--- Quoted passage ---
■ ■ ■ ■ ■
The concepts are based on emerging multiple barrel, electronically controlled weapons technology that has gained the backing of the US Defence Advanced Research Projects Agency (DARPA). On 23 March, the agency announced $10.25 million multiyear funding for the technology to support the development of a combat rifle variant, and options to explore alternative applications such as a minefield clearance and a new type of ship-based close-in weapons systems.

Metal Storm says that the full list of options in the DARPA contract remain undisclosed. He says, however, that it is "highly possible" that the airborne gunnery system concept could attract DARPA funding in its own right.

Metal Storm was established in 1996. A partnering agreement with Science Applications International was sealed the following year as the focus for its development for military and civilian applications in the USA and Australia.
■ ■ ■ ■ ■
--- Aim A ---
In the Metal Storm passage, how much funding did the agency announce on 23 March?
--- Aim B ---
For the Metal Storm passage, say whether each statement agrees with it: (i) Metal Storm was founded in 1996. (ii) The partnering agreement with Science Applications International was sealed in 1996. (iii) The full list of options in the DARPA contract has been made public.
--- Aim C ---
From the Metal Storm passage, retype everything from "Metal Storm says" down to "its own right.".
The items after this passage are separate material.

--- Material shown ---
■ ■ ■ ■ ■
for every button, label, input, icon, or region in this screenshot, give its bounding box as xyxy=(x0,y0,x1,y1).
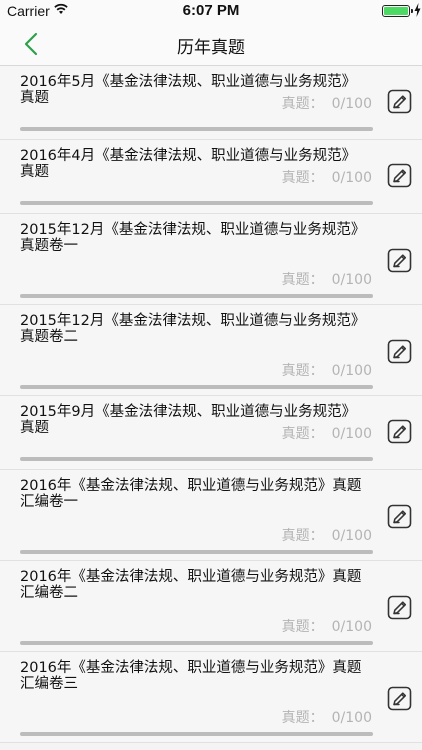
exam-title: 2015年12月《基金法律法规、职业道德与业务规范》真题卷一 xyxy=(20,222,366,254)
edit-icon[interactable] xyxy=(387,686,412,711)
exam-score: 真题： 0/100 xyxy=(282,423,372,443)
exam-score: 真题： 0/100 xyxy=(282,525,372,545)
page-title: 历年真题 xyxy=(177,38,245,58)
navigation-bar: 历年真题 xyxy=(0,22,422,66)
edit-icon[interactable] xyxy=(387,339,412,364)
exam-title: 2016年《基金法律法规、职业道德与业务规范》真题汇编卷一 xyxy=(20,478,362,510)
exam-list-item[interactable]: 2016年4月《基金法律法规、职业道德与业务规范》真题 真题： 0/100 xyxy=(0,140,422,214)
edit-icon[interactable] xyxy=(387,595,412,620)
edit-icon[interactable] xyxy=(387,419,412,444)
exam-score-value: 0/100 xyxy=(331,710,372,726)
exam-progress-bar xyxy=(20,550,373,554)
edit-icon[interactable] xyxy=(387,504,412,529)
edit-icon[interactable] xyxy=(387,248,412,273)
exam-score: 真题： 0/100 xyxy=(282,269,372,289)
exam-score-value: 0/100 xyxy=(331,619,372,635)
exam-progress-bar xyxy=(20,457,373,461)
exam-list-item[interactable]: 2015年12月《基金法律法规、职业道德与业务规范》真题卷二 真题： 0/100 xyxy=(0,305,422,396)
exam-score-value: 0/100 xyxy=(331,170,372,186)
exam-title: 2016年《基金法律法规、职业道德与业务规范》真题汇编卷二 xyxy=(20,569,362,601)
exam-score-value: 0/100 xyxy=(331,528,372,544)
exam-list-item[interactable]: 2016年5月《基金法律法规、职业道德与业务规范》真题 真题： 0/100 xyxy=(0,66,422,140)
exam-score-label: 真题： xyxy=(281,710,324,726)
exam-title: 2015年12月《基金法律法规、职业道德与业务规范》真题卷二 xyxy=(20,313,366,345)
battery-icon xyxy=(382,5,410,17)
exam-list-item[interactable]: 2016年《基金法律法规、职业道德与业务规范》真题汇编卷三 真题： 0/100 xyxy=(0,652,422,743)
exam-score-label: 真题： xyxy=(281,96,324,112)
exam-list-item[interactable]: 2015年12月《基金法律法规、职业道德与业务规范》真题卷一 真题： 0/100 xyxy=(0,214,422,305)
exam-progress-bar xyxy=(20,641,373,645)
exam-progress-bar xyxy=(20,294,373,298)
battery-tip xyxy=(411,9,413,13)
edit-icon[interactable] xyxy=(387,163,412,188)
exam-score-label: 真题： xyxy=(281,619,324,635)
exam-score: 真题： 0/100 xyxy=(282,707,372,727)
exam-score-value: 0/100 xyxy=(331,96,372,112)
exam-score: 真题： 0/100 xyxy=(282,616,372,636)
exam-score-value: 0/100 xyxy=(331,272,372,288)
exam-score-label: 真题： xyxy=(281,426,324,442)
exam-progress-bar xyxy=(20,201,373,205)
exam-title: 2016年《基金法律法规、职业道德与业务规范》真题汇编卷三 xyxy=(20,660,362,692)
exam-score-label: 真题： xyxy=(281,272,324,288)
exam-progress-bar xyxy=(20,127,373,131)
exam-progress-bar xyxy=(20,385,373,389)
exam-score-label: 真题： xyxy=(281,170,324,186)
status-bar: Carrier 6:07 PM xyxy=(0,0,422,22)
exam-list: 2016年5月《基金法律法规、职业道德与业务规范》真题 真题： 0/100 201… xyxy=(0,66,422,743)
exam-list-item[interactable]: 2016年《基金法律法规、职业道德与业务规范》真题汇编卷一 真题： 0/100 xyxy=(0,470,422,561)
clock: 6:07 PM xyxy=(182,2,240,19)
exam-progress-bar xyxy=(20,732,373,736)
exam-list-item[interactable]: 2016年《基金法律法规、职业道德与业务规范》真题汇编卷二 真题： 0/100 xyxy=(0,561,422,652)
charging-icon xyxy=(414,3,421,17)
exam-score: 真题： 0/100 xyxy=(282,360,372,380)
edit-icon[interactable] xyxy=(387,89,412,114)
exam-list-item[interactable]: 2015年9月《基金法律法规、职业道德与业务规范》真题 真题： 0/100 xyxy=(0,396,422,470)
exam-score-value: 0/100 xyxy=(331,426,372,442)
exam-score-label: 真题： xyxy=(281,363,324,379)
exam-score: 真题： 0/100 xyxy=(282,167,372,187)
exam-score: 真题： 0/100 xyxy=(282,93,372,113)
exam-score-value: 0/100 xyxy=(331,363,372,379)
exam-score-label: 真题： xyxy=(281,528,324,544)
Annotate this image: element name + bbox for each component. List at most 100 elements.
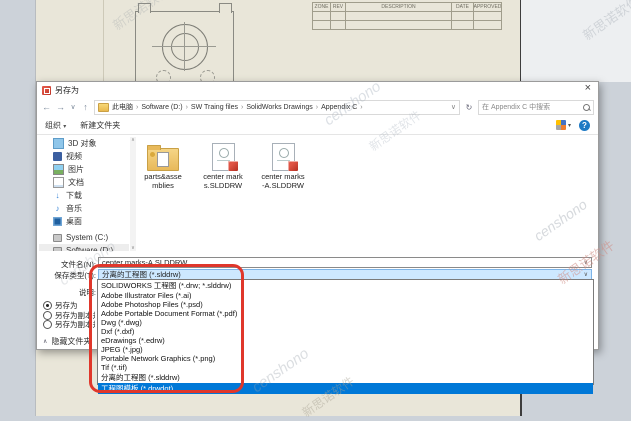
download-icon: ↓ bbox=[53, 191, 62, 200]
solidworks-badge-icon bbox=[228, 161, 238, 171]
radio-icon[interactable] bbox=[43, 320, 52, 329]
breadcrumb-item-this-pc[interactable]: 此电脑 bbox=[112, 102, 133, 112]
view-mode-button[interactable]: ▾ bbox=[556, 120, 571, 130]
toolbar-separator bbox=[37, 134, 598, 135]
breadcrumb-item-drive[interactable]: Software (D:) bbox=[141, 104, 182, 111]
app-background-right bbox=[521, 0, 631, 82]
centerline-vertical bbox=[184, 22, 185, 71]
dialog-title: 另存为 bbox=[55, 85, 79, 96]
dropdown-item[interactable]: Dwg (*.dwg) bbox=[98, 318, 593, 327]
sidebar-item-3d-objects[interactable]: 3D 对象 bbox=[39, 137, 129, 150]
rev-col-description: DESCRIPTION bbox=[346, 3, 452, 12]
dialog-toolbar: 组织 ▾ 新建文件夹 ▾ ? bbox=[45, 118, 590, 132]
file-item-drawing[interactable]: center marks-A.SLDDRW bbox=[259, 139, 307, 190]
crumb-separator-icon: › bbox=[186, 104, 188, 111]
sidebar-item-software-d[interactable]: Software (D:) bbox=[39, 244, 129, 251]
dialog-titlebar[interactable]: 另存为 bbox=[37, 82, 598, 98]
refresh-icon[interactable]: ↻ bbox=[463, 103, 475, 112]
rev-col-rev: REV bbox=[331, 3, 346, 12]
crumb-separator-icon: › bbox=[360, 104, 362, 111]
dropdown-item[interactable]: Adobe Illustrator Files (*.ai) bbox=[98, 291, 593, 300]
crumb-separator-icon: › bbox=[136, 104, 138, 111]
view-grid-icon bbox=[556, 120, 566, 130]
scroll-down-icon[interactable]: ∨ bbox=[130, 245, 136, 251]
music-icon: ♪ bbox=[53, 204, 62, 213]
sidebar-item-videos[interactable]: 视频 bbox=[39, 150, 129, 163]
close-icon[interactable]: × bbox=[585, 83, 591, 94]
dropdown-item[interactable]: Dxf (*.dxf) bbox=[98, 327, 593, 336]
sidebar-item-documents[interactable]: 文档 bbox=[39, 176, 129, 189]
breadcrumb-item-solidworks-drawings[interactable]: SolidWorks Drawings bbox=[246, 104, 312, 111]
search-input[interactable]: 在 Appendix C 中搜索 bbox=[478, 100, 594, 115]
filename-label: 文件名(N): bbox=[37, 259, 96, 270]
part-view-tab-right bbox=[219, 3, 232, 13]
part-view-inner-circle bbox=[171, 33, 199, 61]
rev-col-approved: APPROVED bbox=[474, 3, 501, 12]
sidebar-item-pictures[interactable]: 图片 bbox=[39, 163, 129, 176]
dropdown-item[interactable]: Tif (*.tif) bbox=[98, 363, 593, 372]
forward-icon[interactable]: → bbox=[55, 102, 66, 112]
rev-col-date: DATE bbox=[452, 3, 474, 12]
dropdown-item-selected[interactable]: 工程图模板 (*.drwdot) bbox=[98, 383, 593, 394]
dropdown-item[interactable]: Portable Network Graphics (*.png) bbox=[98, 354, 593, 363]
collapse-icon: ∧ bbox=[43, 338, 47, 345]
file-name: center marks.SLDDRW bbox=[201, 173, 245, 190]
videos-icon bbox=[53, 152, 62, 161]
dropdown-item[interactable]: JPEG (*.jpg) bbox=[98, 345, 593, 354]
revision-table: ZONE REV DESCRIPTION DATE APPROVED bbox=[312, 2, 502, 30]
dropdown-item[interactable]: eDrawings (*.edrw) bbox=[98, 336, 593, 345]
dropdown-item[interactable]: Adobe Photoshop Files (*.psd) bbox=[98, 300, 593, 309]
new-folder-button[interactable]: 新建文件夹 bbox=[80, 120, 120, 131]
drawing-file-icon bbox=[272, 143, 295, 171]
back-icon[interactable]: ← bbox=[41, 102, 52, 112]
desktop-icon bbox=[53, 217, 62, 226]
drive-icon bbox=[53, 247, 62, 252]
address-bar-row: ← → ∨ ↑ 此电脑 › Software (D:) › SW Traing … bbox=[41, 99, 594, 115]
breadcrumb-item-appendix-c[interactable]: Appendix C bbox=[321, 104, 357, 111]
drawing-file-icon bbox=[212, 143, 235, 171]
file-item-drawing[interactable]: center marks.SLDDRW bbox=[199, 139, 247, 190]
filename-value: center marks-A.SLDDRW bbox=[102, 258, 187, 267]
sidebar-scrollbar[interactable]: ∧ ∨ bbox=[130, 137, 136, 251]
filename-input[interactable]: center marks-A.SLDDRW ∨ bbox=[98, 257, 592, 268]
sidebar-item-desktop[interactable]: 桌面 bbox=[39, 215, 129, 228]
3d-objects-icon bbox=[53, 138, 64, 149]
sidebar-item-system-c[interactable]: System (C:) bbox=[39, 231, 129, 244]
description-label: 说明: bbox=[37, 287, 96, 298]
part-view-tab-left bbox=[138, 3, 151, 13]
dropdown-item[interactable]: SOLIDWORKS 工程图 (*.drw; *.slddrw) bbox=[98, 280, 593, 291]
navigation-sidebar: 3D 对象 视频 图片 文档 ↓ 下载 ♪ 音乐 桌面 System (C:) bbox=[39, 137, 129, 251]
breadcrumb[interactable]: 此电脑 › Software (D:) › SW Traing files › … bbox=[94, 100, 460, 115]
option-save-copy-open[interactable]: 另存为副本并打开 bbox=[43, 319, 95, 330]
help-button[interactable]: ? bbox=[579, 120, 590, 131]
documents-icon bbox=[53, 177, 64, 188]
chevron-down-icon[interactable]: ∨ bbox=[584, 259, 588, 266]
savetype-label: 保存类型(T): bbox=[37, 270, 96, 281]
solidworks-app-icon bbox=[42, 86, 51, 95]
address-dropdown-icon[interactable]: ∨ bbox=[451, 103, 456, 111]
search-icon bbox=[583, 104, 590, 111]
chevron-down-icon: ▾ bbox=[63, 124, 66, 130]
sidebar-item-downloads[interactable]: ↓ 下载 bbox=[39, 189, 129, 202]
sheet-border-line bbox=[103, 0, 104, 82]
folder-icon bbox=[98, 103, 109, 112]
chevron-down-icon: ▾ bbox=[568, 122, 571, 129]
breadcrumb-item-sw-traing-files[interactable]: SW Traing files bbox=[191, 104, 238, 111]
crumb-separator-icon: › bbox=[241, 104, 243, 111]
file-name: parts&assemblies bbox=[142, 173, 184, 190]
dropdown-item[interactable]: 分离的工程图 (*.slddrw) bbox=[98, 372, 593, 383]
chevron-down-icon[interactable]: ∨ bbox=[584, 271, 588, 278]
history-dropdown-icon[interactable]: ∨ bbox=[69, 103, 77, 111]
organize-button[interactable]: 组织 ▾ bbox=[45, 120, 66, 131]
dropdown-item[interactable]: Adobe Portable Document Format (*.pdf) bbox=[98, 309, 593, 318]
search-placeholder: 在 Appendix C 中搜索 bbox=[482, 102, 581, 112]
crumb-separator-icon: › bbox=[316, 104, 318, 111]
up-icon[interactable]: ↑ bbox=[80, 102, 91, 112]
sidebar-item-music[interactable]: ♪ 音乐 bbox=[39, 202, 129, 215]
file-item-folder[interactable]: parts&assemblies bbox=[139, 139, 187, 190]
hide-folders-button[interactable]: ∧ 隐藏文件夹 bbox=[43, 336, 91, 347]
rev-col-zone: ZONE bbox=[313, 3, 331, 12]
scroll-up-icon[interactable]: ∧ bbox=[130, 137, 136, 143]
pictures-icon bbox=[53, 164, 64, 175]
drive-icon bbox=[53, 234, 62, 242]
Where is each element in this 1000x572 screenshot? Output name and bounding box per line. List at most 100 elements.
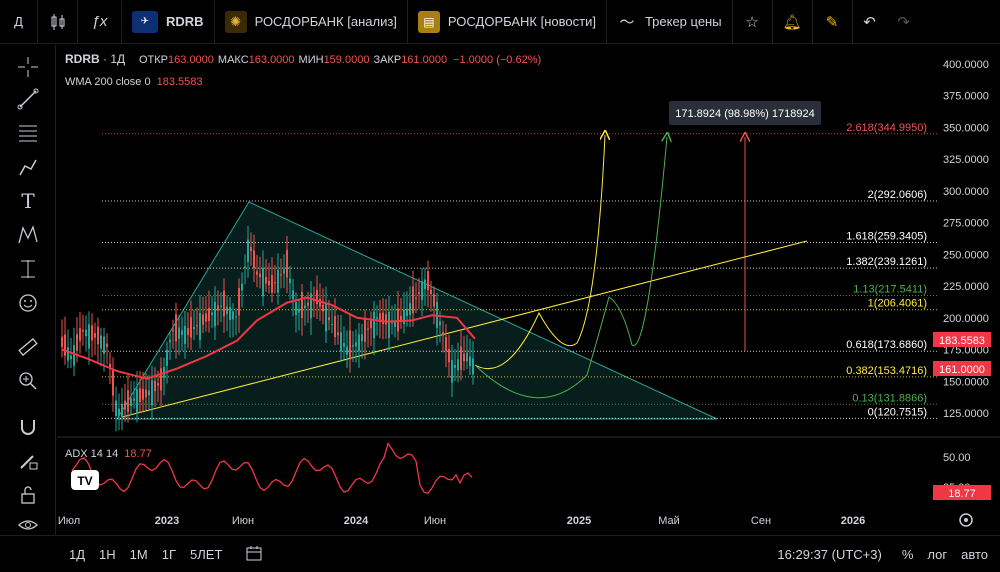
range-1d[interactable]: 1Д: [62, 547, 92, 562]
star-icon: ☆: [745, 13, 759, 31]
candle-body: [295, 302, 297, 316]
time-tick-label: Июн: [232, 515, 254, 527]
wave-icon: 〜: [619, 14, 635, 31]
candle-body: [64, 334, 66, 356]
fib-level-label: 2.618(344.9950): [846, 122, 927, 134]
analysis-button[interactable]: ✺ РОСДОРБАНК [анализ]: [215, 0, 408, 44]
date-range-icon[interactable]: [239, 545, 271, 564]
symbol-button[interactable]: ✈ RDRB: [122, 0, 215, 44]
candle-body: [430, 289, 432, 294]
percent-toggle[interactable]: %: [895, 547, 921, 562]
alert-button[interactable]: 🔔︎: [773, 0, 813, 44]
candle-body: [391, 322, 393, 324]
chart-type-button[interactable]: [38, 0, 78, 44]
candle-body: [421, 281, 423, 300]
undo-button[interactable]: ↶: [853, 0, 887, 44]
emoji-icon[interactable]: [16, 291, 40, 315]
redo-button[interactable]: ↷: [887, 0, 921, 44]
range-1m[interactable]: 1М: [123, 547, 155, 562]
price-tick-label: 200.0000: [943, 313, 989, 325]
eye-icon[interactable]: [16, 513, 40, 537]
candle-body: [211, 312, 213, 316]
crosshair-icon[interactable]: [16, 55, 40, 79]
main-menu-button[interactable]: Д: [0, 0, 38, 44]
time-tick-label: Июн: [424, 515, 446, 527]
chart-area[interactable]: 2.618(344.9950) 2(292.0606) 1.618(259.3405…: [57, 45, 1000, 535]
candle-body: [385, 314, 387, 325]
candle-body: [319, 298, 321, 307]
fib-level-label: 1.13(217.5411): [853, 284, 927, 296]
ruler-icon[interactable]: [16, 335, 40, 359]
candle-body: [388, 311, 390, 338]
candle-body: [196, 325, 198, 327]
price-tracker-button[interactable]: 〜 Трекер цены: [607, 0, 733, 44]
candle-body: [349, 330, 351, 359]
fib-levels-icon[interactable]: [16, 121, 40, 145]
candle-body: [463, 353, 465, 362]
candle-body: [454, 365, 456, 368]
lock-icon[interactable]: [16, 483, 40, 507]
candle-body: [112, 370, 114, 396]
clock[interactable]: 16:29:37 (UTC+3): [770, 547, 888, 562]
menu-letter: Д: [14, 14, 23, 29]
projection-icon[interactable]: [16, 257, 40, 281]
candle-body: [256, 271, 258, 275]
candle-body: [169, 339, 171, 343]
indicators-button[interactable]: ƒx: [78, 0, 122, 44]
trend-line-icon[interactable]: [16, 87, 40, 111]
candle-body: [70, 355, 72, 360]
lock-drawings-pencil-icon[interactable]: [16, 449, 40, 473]
candle-body: [139, 388, 141, 403]
candle-body: [82, 329, 84, 332]
redo-icon: ↷: [897, 13, 910, 31]
candle-body: [160, 368, 162, 391]
log-toggle[interactable]: лог: [920, 547, 954, 562]
news-button[interactable]: ▤ РОСДОРБАНК [новости]: [408, 0, 607, 44]
time-axis[interactable]: Июл 2023 Июн 2024 Июн 2025 Май Сен 2026: [58, 515, 865, 527]
price-tick-label: 150.0000: [943, 376, 989, 388]
text-tool-icon[interactable]: T: [16, 189, 40, 213]
candle-body: [409, 303, 411, 316]
triangle-pattern[interactable]: [116, 201, 718, 420]
candle-body: [367, 328, 369, 330]
candle-body: [397, 308, 399, 332]
candle-body: [229, 307, 231, 320]
candle-body: [145, 389, 147, 398]
candle-body: [190, 317, 192, 338]
symbol-name: RDRB: [166, 14, 204, 29]
undo-icon: ↶: [863, 13, 876, 31]
adx-tick-label: 50.00: [943, 452, 971, 464]
zoom-icon[interactable]: [16, 369, 40, 393]
rdrb-logo: ✈: [132, 10, 158, 33]
auto-toggle[interactable]: авто: [954, 547, 1000, 562]
range-1w[interactable]: 1Н: [92, 547, 123, 562]
candle-body: [451, 360, 453, 383]
candle-body: [223, 290, 225, 317]
candle-body: [262, 267, 264, 297]
candle-body: [187, 328, 189, 335]
candle-body: [448, 348, 450, 363]
candle-body: [151, 380, 153, 406]
pattern-icon[interactable]: [16, 223, 40, 247]
candle-body: [373, 311, 375, 339]
drawing-button[interactable]: ✎: [813, 0, 853, 44]
favorite-button[interactable]: ☆: [733, 0, 773, 44]
range-5y[interactable]: 5ЛЕТ: [183, 547, 229, 562]
range-1y[interactable]: 1Г: [155, 547, 183, 562]
candle-body: [121, 403, 123, 417]
chart-legend: RDRB · 1Д ОТКР163.0000 МАКС163.0000 МИН159…: [65, 52, 541, 88]
candle-body: [310, 293, 312, 319]
candle-body: [337, 332, 339, 336]
fib-level-label: 0.382(153.4716): [846, 365, 927, 377]
candle-body: [394, 321, 396, 327]
candle-body: [118, 408, 120, 416]
magnet-icon[interactable]: [16, 415, 40, 439]
fib-level-label: 1.618(259.3405): [846, 231, 927, 243]
settings-gear-icon[interactable]: [959, 513, 973, 527]
brush-path-icon[interactable]: [16, 155, 40, 179]
candle-body: [217, 305, 219, 311]
candle-body: [205, 313, 207, 322]
candle-body: [460, 346, 462, 370]
measure-label: 171.8924 (98.98%) 1718924: [675, 108, 814, 120]
candle-body: [403, 309, 405, 325]
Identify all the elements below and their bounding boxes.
■ ■ ■ ■ ■
--- Final answer A ---
$10.25 million in multiyear funding.

--- Final answer B ---
(i) Yes: "Metal Storm was established in 1996."
(ii) No: "was sealed the following year"
(iii) No: "the full list of options in the DARPA contract remain undisclosed"

--- Final answer C ---
Metal Storm says that the full list of options in the DARPA contract remain undisclosed. He says, however, that it is "highly possible" that the airborne gunnery system concept could attract DARPA funding in its own right.